▶ **PROBLEM TO WORK ON**:
Would it be possible to write out each entry below exactly, without the pictures?

▶ **SOURCE MATERIAL**:
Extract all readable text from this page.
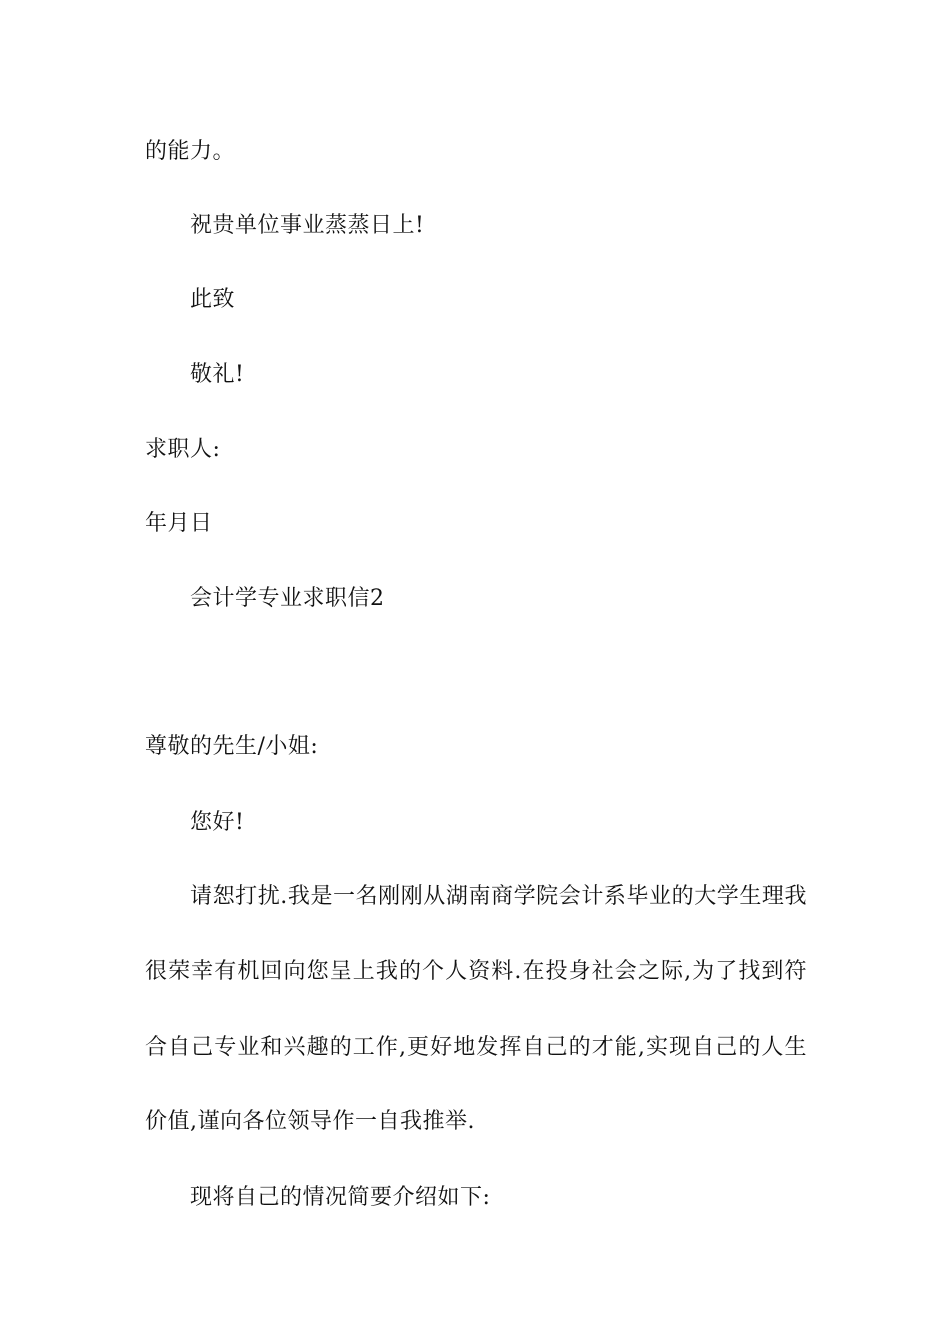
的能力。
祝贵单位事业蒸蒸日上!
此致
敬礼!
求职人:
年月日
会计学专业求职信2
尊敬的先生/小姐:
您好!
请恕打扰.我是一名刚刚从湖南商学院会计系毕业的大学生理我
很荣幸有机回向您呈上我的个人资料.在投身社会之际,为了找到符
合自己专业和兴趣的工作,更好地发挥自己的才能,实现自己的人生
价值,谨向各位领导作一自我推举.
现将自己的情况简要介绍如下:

▶ **RESULT OF THIS EXERCISE**:
Extract all readable text from this page.
的能力。
祝贵单位事业蒸蒸日上!
此致
敬礼!
求职人:
年月日
会计学专业求职信2
尊敬的先生/小姐:
您好!
请恕打扰.我是一名刚刚从湖南商学院会计系毕业的大学生理我
很荣幸有机回向您呈上我的个人资料.在投身社会之际,为了找到符
合自己专业和兴趣的工作,更好地发挥自己的才能,实现自己的人生
价值,谨向各位领导作一自我推举.
现将自己的情况简要介绍如下:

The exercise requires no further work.